» **RECORDS PROVIDED**:
++++

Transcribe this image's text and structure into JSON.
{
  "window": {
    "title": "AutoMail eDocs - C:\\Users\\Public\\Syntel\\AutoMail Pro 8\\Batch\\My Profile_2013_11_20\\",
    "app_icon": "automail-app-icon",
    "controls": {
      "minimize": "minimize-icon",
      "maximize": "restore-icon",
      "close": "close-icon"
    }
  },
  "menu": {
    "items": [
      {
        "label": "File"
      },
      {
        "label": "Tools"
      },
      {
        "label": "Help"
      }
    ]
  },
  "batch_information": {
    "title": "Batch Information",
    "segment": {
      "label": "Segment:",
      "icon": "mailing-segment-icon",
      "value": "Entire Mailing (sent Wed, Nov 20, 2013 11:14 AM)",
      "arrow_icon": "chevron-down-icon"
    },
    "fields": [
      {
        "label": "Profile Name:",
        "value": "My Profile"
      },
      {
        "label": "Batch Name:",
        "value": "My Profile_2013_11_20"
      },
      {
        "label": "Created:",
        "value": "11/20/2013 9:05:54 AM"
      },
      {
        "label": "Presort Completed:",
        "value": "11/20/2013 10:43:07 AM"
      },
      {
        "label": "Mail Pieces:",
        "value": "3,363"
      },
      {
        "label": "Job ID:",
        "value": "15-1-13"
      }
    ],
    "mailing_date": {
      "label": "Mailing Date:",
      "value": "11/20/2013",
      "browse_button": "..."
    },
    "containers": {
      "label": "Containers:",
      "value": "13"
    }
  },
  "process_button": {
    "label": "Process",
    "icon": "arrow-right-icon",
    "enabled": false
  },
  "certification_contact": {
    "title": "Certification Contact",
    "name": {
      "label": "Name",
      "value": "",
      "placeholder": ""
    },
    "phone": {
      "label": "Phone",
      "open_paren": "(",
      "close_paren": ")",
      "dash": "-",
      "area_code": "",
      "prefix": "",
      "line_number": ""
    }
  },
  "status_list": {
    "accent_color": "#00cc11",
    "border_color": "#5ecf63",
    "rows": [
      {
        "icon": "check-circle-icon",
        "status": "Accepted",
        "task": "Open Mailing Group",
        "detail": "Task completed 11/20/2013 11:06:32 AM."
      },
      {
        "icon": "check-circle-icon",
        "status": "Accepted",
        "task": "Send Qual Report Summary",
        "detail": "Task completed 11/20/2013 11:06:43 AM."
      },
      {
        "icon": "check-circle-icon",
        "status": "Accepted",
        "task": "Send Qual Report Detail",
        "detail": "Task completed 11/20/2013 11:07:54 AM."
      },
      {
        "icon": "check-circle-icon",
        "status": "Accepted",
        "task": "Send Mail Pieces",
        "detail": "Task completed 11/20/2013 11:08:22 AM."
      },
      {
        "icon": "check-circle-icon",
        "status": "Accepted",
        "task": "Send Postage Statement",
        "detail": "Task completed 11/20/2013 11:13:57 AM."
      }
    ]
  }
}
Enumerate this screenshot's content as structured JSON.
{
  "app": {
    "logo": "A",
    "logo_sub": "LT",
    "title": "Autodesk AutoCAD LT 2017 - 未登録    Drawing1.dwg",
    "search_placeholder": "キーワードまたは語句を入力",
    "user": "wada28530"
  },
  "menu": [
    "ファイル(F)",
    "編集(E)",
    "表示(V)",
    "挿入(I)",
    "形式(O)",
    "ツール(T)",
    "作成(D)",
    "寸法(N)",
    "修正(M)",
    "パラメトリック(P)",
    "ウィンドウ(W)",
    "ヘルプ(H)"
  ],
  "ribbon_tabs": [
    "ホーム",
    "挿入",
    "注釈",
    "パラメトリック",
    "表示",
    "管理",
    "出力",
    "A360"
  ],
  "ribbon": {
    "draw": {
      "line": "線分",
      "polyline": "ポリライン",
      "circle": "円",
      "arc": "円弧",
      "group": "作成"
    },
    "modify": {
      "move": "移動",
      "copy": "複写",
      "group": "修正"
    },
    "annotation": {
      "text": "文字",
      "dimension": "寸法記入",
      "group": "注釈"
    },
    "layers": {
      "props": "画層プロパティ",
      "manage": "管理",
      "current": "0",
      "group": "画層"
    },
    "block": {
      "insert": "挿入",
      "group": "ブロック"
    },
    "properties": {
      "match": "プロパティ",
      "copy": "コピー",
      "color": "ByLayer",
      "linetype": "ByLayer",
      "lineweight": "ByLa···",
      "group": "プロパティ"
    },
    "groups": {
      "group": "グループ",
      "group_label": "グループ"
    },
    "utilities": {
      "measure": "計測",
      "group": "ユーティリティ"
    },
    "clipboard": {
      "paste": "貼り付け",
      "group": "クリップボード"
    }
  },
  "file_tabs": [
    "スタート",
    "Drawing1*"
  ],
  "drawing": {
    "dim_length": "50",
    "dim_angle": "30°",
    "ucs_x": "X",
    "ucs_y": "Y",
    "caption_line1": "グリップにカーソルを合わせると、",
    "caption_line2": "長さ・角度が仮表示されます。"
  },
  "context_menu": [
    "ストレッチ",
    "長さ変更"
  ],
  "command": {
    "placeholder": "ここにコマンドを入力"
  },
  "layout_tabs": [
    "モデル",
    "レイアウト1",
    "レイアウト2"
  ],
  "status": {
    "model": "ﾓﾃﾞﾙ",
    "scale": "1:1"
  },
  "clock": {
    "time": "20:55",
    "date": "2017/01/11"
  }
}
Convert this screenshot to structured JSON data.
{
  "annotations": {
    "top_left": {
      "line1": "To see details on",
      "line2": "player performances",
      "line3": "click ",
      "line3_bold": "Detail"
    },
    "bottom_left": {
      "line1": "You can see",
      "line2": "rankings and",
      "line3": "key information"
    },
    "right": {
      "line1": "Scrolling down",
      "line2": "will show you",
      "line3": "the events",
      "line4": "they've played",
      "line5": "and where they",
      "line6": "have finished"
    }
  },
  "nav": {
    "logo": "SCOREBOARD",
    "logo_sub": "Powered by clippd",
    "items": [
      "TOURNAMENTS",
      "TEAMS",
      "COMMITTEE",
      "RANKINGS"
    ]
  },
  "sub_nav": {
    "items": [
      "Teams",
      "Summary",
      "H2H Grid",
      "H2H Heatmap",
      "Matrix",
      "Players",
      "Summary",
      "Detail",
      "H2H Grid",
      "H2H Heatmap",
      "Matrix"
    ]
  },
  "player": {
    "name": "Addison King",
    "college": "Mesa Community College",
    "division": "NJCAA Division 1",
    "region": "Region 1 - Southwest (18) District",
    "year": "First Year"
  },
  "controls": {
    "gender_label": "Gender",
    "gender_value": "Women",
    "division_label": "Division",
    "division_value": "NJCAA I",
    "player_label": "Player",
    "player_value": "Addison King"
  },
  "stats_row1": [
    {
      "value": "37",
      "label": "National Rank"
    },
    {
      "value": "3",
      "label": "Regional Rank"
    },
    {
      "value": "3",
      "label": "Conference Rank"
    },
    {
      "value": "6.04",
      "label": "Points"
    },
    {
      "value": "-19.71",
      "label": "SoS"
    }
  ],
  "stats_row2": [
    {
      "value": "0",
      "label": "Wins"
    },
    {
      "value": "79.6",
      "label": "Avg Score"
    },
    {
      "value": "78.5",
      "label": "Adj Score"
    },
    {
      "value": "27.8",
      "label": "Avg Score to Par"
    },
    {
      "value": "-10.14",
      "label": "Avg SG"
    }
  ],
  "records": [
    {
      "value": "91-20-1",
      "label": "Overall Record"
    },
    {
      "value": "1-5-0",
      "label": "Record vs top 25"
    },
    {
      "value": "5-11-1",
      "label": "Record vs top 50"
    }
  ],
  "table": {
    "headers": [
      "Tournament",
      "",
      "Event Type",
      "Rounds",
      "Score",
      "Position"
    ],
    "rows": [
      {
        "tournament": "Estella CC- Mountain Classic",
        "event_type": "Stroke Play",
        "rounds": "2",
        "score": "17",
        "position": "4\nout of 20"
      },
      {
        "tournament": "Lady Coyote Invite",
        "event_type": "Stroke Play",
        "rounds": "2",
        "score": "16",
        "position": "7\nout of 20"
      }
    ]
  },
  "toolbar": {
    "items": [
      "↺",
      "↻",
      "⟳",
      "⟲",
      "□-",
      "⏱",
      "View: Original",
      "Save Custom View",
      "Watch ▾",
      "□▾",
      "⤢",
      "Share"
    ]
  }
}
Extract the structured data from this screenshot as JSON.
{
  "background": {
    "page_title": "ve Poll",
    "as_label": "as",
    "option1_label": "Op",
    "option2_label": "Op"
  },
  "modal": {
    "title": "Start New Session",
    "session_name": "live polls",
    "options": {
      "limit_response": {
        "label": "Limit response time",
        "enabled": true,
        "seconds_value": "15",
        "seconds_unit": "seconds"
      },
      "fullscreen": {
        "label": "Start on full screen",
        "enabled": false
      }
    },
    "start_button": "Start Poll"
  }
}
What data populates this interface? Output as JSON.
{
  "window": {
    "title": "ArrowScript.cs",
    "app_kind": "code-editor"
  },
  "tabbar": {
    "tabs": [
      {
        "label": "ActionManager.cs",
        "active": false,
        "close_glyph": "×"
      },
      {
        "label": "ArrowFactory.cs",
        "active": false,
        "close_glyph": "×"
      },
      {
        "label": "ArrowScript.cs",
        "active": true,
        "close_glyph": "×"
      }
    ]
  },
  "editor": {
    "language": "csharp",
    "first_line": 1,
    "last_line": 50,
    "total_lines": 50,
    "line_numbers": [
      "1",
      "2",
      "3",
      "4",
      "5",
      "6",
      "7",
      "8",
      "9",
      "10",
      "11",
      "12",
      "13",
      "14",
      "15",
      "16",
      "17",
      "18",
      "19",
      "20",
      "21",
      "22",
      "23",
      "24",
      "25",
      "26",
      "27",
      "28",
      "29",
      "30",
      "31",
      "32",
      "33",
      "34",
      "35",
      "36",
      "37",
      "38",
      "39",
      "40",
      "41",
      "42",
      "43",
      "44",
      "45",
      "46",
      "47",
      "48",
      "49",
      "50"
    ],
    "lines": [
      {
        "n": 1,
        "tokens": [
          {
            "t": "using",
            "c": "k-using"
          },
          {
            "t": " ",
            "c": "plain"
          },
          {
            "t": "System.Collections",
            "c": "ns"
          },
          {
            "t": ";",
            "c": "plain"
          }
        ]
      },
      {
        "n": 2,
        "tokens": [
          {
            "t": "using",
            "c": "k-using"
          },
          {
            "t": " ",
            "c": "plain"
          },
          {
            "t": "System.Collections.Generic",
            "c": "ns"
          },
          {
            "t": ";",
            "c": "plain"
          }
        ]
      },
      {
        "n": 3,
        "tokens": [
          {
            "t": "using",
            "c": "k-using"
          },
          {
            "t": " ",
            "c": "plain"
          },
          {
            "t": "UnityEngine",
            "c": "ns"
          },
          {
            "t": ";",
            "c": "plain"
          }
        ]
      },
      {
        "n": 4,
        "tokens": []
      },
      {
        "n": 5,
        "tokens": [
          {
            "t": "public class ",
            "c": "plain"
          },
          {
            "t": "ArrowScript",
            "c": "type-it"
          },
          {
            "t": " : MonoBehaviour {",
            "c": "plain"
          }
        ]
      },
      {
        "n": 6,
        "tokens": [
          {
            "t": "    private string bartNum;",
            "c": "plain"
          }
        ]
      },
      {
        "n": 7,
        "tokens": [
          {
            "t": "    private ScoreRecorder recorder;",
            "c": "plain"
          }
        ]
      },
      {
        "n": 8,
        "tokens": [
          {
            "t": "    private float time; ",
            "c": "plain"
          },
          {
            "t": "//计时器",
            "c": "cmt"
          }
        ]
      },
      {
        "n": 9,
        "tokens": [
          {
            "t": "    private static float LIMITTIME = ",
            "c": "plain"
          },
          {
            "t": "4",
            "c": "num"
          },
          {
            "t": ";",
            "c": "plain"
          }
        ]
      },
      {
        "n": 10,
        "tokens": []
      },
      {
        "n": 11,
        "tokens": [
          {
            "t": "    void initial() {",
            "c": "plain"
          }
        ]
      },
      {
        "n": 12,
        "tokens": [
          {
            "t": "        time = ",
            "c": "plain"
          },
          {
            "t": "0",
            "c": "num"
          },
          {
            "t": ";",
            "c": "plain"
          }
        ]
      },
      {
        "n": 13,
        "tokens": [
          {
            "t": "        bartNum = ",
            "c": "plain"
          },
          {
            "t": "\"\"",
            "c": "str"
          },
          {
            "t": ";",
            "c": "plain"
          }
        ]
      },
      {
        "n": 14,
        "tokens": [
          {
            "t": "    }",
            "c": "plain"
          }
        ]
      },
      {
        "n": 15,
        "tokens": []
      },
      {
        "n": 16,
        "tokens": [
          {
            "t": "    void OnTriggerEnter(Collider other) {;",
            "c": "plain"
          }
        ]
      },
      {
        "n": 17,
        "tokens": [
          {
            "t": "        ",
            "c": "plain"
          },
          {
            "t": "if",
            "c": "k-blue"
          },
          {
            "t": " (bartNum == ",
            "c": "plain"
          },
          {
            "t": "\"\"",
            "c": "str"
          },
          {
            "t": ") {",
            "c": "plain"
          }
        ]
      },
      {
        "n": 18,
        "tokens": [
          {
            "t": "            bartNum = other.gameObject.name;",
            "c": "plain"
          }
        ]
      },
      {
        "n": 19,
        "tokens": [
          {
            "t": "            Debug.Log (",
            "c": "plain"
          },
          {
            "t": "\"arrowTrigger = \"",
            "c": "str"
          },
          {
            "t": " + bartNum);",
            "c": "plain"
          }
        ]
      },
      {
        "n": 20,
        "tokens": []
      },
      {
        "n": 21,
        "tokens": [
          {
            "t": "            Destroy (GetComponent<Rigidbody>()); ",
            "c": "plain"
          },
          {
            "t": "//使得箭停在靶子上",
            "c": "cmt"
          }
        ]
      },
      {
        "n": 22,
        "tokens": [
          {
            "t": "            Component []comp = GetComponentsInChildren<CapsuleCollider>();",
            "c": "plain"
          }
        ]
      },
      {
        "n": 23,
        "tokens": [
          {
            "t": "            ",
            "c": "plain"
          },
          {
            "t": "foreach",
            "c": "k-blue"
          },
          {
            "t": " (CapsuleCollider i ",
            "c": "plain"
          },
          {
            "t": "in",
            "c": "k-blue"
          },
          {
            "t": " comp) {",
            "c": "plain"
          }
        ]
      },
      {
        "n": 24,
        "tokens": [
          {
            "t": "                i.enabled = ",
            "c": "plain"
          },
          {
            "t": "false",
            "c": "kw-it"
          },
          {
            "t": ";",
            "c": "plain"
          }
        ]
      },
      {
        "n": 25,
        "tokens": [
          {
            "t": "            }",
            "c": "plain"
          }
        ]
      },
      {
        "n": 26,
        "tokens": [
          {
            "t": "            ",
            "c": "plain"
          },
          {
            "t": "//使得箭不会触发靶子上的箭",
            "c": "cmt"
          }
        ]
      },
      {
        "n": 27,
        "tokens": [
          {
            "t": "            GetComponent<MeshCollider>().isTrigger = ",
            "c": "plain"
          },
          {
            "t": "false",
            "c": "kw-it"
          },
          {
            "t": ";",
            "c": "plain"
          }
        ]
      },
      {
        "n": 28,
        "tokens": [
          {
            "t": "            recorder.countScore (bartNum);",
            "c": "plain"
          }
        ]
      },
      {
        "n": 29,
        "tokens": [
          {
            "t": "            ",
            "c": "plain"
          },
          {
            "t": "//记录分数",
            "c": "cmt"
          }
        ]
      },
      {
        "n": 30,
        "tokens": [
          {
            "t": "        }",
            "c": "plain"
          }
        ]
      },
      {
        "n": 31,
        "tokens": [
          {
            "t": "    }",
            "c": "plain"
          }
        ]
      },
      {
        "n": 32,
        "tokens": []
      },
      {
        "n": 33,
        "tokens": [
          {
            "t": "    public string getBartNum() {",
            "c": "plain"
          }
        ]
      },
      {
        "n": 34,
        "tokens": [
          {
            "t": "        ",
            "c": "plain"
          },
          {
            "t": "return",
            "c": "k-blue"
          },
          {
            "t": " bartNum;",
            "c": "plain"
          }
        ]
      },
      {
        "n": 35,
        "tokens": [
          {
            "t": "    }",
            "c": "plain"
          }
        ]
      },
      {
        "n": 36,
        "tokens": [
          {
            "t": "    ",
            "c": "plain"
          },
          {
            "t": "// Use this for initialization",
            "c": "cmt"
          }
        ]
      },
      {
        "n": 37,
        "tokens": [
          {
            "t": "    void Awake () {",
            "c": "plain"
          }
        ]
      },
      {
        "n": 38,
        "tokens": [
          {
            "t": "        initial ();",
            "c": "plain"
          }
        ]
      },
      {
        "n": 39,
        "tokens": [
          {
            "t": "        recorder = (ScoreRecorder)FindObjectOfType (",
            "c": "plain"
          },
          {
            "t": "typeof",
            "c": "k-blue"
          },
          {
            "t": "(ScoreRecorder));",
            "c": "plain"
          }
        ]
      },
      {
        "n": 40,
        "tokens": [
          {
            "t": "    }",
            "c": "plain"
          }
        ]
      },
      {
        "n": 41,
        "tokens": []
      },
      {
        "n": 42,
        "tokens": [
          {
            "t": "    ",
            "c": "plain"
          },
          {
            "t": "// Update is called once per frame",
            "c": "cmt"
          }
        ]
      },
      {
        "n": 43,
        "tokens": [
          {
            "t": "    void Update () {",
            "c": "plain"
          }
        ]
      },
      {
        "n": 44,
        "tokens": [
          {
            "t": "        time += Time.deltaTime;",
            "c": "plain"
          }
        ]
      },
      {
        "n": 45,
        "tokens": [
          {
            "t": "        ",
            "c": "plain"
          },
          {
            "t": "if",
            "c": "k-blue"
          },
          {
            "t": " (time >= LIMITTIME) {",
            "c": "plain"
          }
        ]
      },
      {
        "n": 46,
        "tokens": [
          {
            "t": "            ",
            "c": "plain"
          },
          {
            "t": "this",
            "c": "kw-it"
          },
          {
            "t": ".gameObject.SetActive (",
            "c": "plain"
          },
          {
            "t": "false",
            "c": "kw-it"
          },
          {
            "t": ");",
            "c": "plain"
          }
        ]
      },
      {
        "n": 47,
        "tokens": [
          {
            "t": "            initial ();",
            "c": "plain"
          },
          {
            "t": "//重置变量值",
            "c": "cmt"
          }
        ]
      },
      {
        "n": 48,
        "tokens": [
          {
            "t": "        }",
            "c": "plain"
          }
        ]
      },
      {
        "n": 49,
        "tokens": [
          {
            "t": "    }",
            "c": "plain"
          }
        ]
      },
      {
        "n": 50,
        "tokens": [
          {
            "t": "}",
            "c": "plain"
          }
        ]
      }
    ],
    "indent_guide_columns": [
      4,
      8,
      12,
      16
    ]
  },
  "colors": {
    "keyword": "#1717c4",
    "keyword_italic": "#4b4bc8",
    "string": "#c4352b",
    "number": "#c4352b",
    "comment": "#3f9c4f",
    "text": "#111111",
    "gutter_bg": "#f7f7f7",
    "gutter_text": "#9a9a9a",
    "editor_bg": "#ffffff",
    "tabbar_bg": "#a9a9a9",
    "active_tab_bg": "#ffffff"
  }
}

++++

» **BRIEF**:
Gather up every line in the data above that contains the word "Pieces", copying each one.

» **OUTPUT FOR THIS TASK**:
        "label": "Mail Pieces:",
        "task": "Send Mail Pieces",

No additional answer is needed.